==== Data excerpts ====
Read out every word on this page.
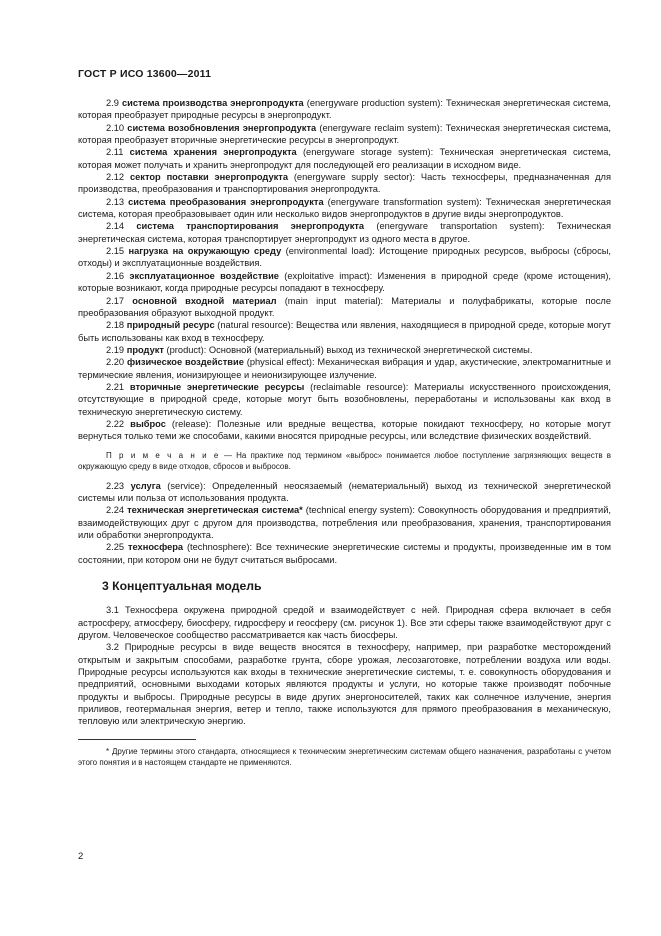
ГОСТ Р ИСО 13600—2011

2.9 система производства энергопродукта (energyware production system): Техническая энергетическая система, которая преобразует природные ресурсы в энергопродукт.

2.10 система возобновления энергопродукта (energyware reclaim system): Техническая энергетическая система, которая преобразует вторичные энергетические ресурсы в энергопродукт.

2.11 система хранения энергопродукта (energyware storage system): Техническая энергетическая система, которая может получать и хранить энергопродукт для последующей его реализации в исходном виде.

2.12 сектор поставки энергопродукта (energyware supply sector): Часть техносферы, предназначенная для производства, преобразования и транспортирования энергопродукта.

2.13 система преобразования энергопродукта (energyware transformation system): Техническая энергетическая система, которая преобразовывает один или несколько видов энергопродуктов в другие виды энергопродуктов.

2.14 система транспортирования энергопродукта (energyware transportation system): Техническая энергетическая система, которая транспортирует энергопродукт из одного места в другое.

2.15 нагрузка на окружающую среду (environmental load): Истощение природных ресурсов, выбросы (сбросы, отходы) и эксплуатационные воздействия.

2.16 эксплуатационное воздействие (exploitative impact): Изменения в природной среде (кроме истощения), которые возникают, когда природные ресурсы попадают в техносферу.

2.17 основной входной материал (main input material): Материалы и полуфабрикаты, которые после преобразования образуют выходной продукт.

2.18 природный ресурс (natural resource): Вещества или явления, находящиеся в природной среде, которые могут быть использованы как вход в техносферу.

2.19 продукт (product): Основной (материальный) выход из технической энергетической системы.

2.20 физическое воздействие (physical effect): Механическая вибрация и удар, акустические, электромагнитные и термические явления, ионизирующее и неионизирующее излучение.

2.21 вторичные энергетические ресурсы (reclaimable resource): Материалы искусственного происхождения, отсутствующие в природной среде, которые могут быть возобновлены, переработаны и использованы как вход в техническую энергетическую систему.

2.22 выброс (release): Полезные или вредные вещества, которые покидают техносферу, но которые могут вернуться только теми же способами, какими вносятся природные ресурсы, или вследствие физических воздействий.

П р и м е ч а н и е — На практике под термином «выброс» понимается любое поступление загрязняющих веществ в окружающую среду в виде отходов, сбросов и выбросов.

2.23 услуга (service): Определенный неосязаемый (нематериальный) выход из технической энергетической системы или польза от использования продукта.

2.24 техническая энергетическая система* (technical energy system): Совокупность оборудования и предприятий, взаимодействующих друг с другом для производства, потребления или преобразования, хранения, транспортирования или обработки энергопродукта.

2.25 техносфера (technosphere): Все технические энергетические системы и продукты, произведенные им в том состоянии, при котором они не будут считаться выбросами.

3 Концептуальная модель

3.1 Техносфера окружена природной средой и взаимодействует с ней. Природная сфера включает в себя астросферу, атмосферу, биосферу, гидросферу и геосферу (см. рисунок 1). Все эти сферы также взаимодействуют друг с другом. Человеческое сообщество рассматривается как часть биосферы.

3.2 Природные ресурсы в виде веществ вносятся в техносферу, например, при разработке месторождений открытым и закрытым способами, разработке грунта, сборе урожая, лесозаготовке, потреблении воздуха или воды. Природные ресурсы используются как входы в технические энергетические системы, т. е. совокупность оборудования и предприятий, основными выходами которых являются продукты и услуги, но которые также производят побочные продукты и выбросы. Природные ресурсы в виде других энергоносителей, таких как солнечное излучение, энергия приливов, геотермальная энергия, ветер и тепло, также используются для прямого преобразования в механическую, тепловую или электрическую энергию.

* Другие термины этого стандарта, относящиеся к техническим энергетическим системам общего назначения, разработаны с учетом этого понятия и в настоящем стандарте не применяются.

2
====
▶ Prompt
Print the entries above exactly, taking out only the pictures.

▶ Exercise response
Read out every word on this page.
ГОСТ Р ИСО 13600—2011

2.9 система производства энергопродукта (energyware production system): Техническая энергетическая система, которая преобразует природные ресурсы в энергопродукт.

2.10 система возобновления энергопродукта (energyware reclaim system): Техническая энергетическая система, которая преобразует вторичные энергетические ресурсы в энергопродукт.

2.11 система хранения энергопродукта (energyware storage system): Техническая энергетическая система, которая может получать и хранить энергопродукт для последующей его реализации в исходном виде.

2.12 сектор поставки энергопродукта (energyware supply sector): Часть техносферы, предназначенная для производства, преобразования и транспортирования энергопродукта.

2.13 система преобразования энергопродукта (energyware transformation system): Техническая энергетическая система, которая преобразовывает один или несколько видов энергопродуктов в другие виды энергопродуктов.

2.14 система транспортирования энергопродукта (energyware transportation system): Техническая энергетическая система, которая транспортирует энергопродукт из одного места в другое.

2.15 нагрузка на окружающую среду (environmental load): Истощение природных ресурсов, выбросы (сбросы, отходы) и эксплуатационные воздействия.

2.16 эксплуатационное воздействие (exploitative impact): Изменения в природной среде (кроме истощения), которые возникают, когда природные ресурсы попадают в техносферу.

2.17 основной входной материал (main input material): Материалы и полуфабрикаты, которые после преобразования образуют выходной продукт.

2.18 природный ресурс (natural resource): Вещества или явления, находящиеся в природной среде, которые могут быть использованы как вход в техносферу.

2.19 продукт (product): Основной (материальный) выход из технической энергетической системы.

2.20 физическое воздействие (physical effect): Механическая вибрация и удар, акустические, электромагнитные и термические явления, ионизирующее и неионизирующее излучение.

2.21 вторичные энергетические ресурсы (reclaimable resource): Материалы искусственного происхождения, отсутствующие в природной среде, которые могут быть возобновлены, переработаны и использованы как вход в техническую энергетическую систему.

2.22 выброс (release): Полезные или вредные вещества, которые покидают техносферу, но которые могут вернуться только теми же способами, какими вносятся природные ресурсы, или вследствие физических воздействий.

П р и м е ч а н и е — На практике под термином «выброс» понимается любое поступление загрязняющих веществ в окружающую среду в виде отходов, сбросов и выбросов.

2.23 услуга (service): Определенный неосязаемый (нематериальный) выход из технической энергетической системы или польза от использования продукта.

2.24 техническая энергетическая система* (technical energy system): Совокупность оборудования и предприятий, взаимодействующих друг с другом для производства, потребления или преобразования, хранения, транспортирования или обработки энергопродукта.

2.25 техносфера (technosphere): Все технические энергетические системы и продукты, произведенные им в том состоянии, при котором они не будут считаться выбросами.

3 Концептуальная модель

3.1 Техносфера окружена природной средой и взаимодействует с ней. Природная сфера включает в себя астросферу, атмосферу, биосферу, гидросферу и геосферу (см. рисунок 1). Все эти сферы также взаимодействуют друг с другом. Человеческое сообщество рассматривается как часть биосферы.

3.2 Природные ресурсы в виде веществ вносятся в техносферу, например, при разработке месторождений открытым и закрытым способами, разработке грунта, сборе урожая, лесозаготовке, потреблении воздуха или воды. Природные ресурсы используются как входы в технические энергетические системы, т. е. совокупность оборудования и предприятий, основными выходами которых являются продукты и услуги, но которые также производят побочные продукты и выбросы. Природные ресурсы в виде других энергоносителей, таких как солнечное излучение, энергия приливов, геотермальная энергия, ветер и тепло, также используются для прямого преобразования в механическую, тепловую или электрическую энергию.

* Другие термины этого стандарта, относящиеся к техническим энергетическим системам общего назначения, разработаны с учетом этого понятия и в настоящем стандарте не применяются.

2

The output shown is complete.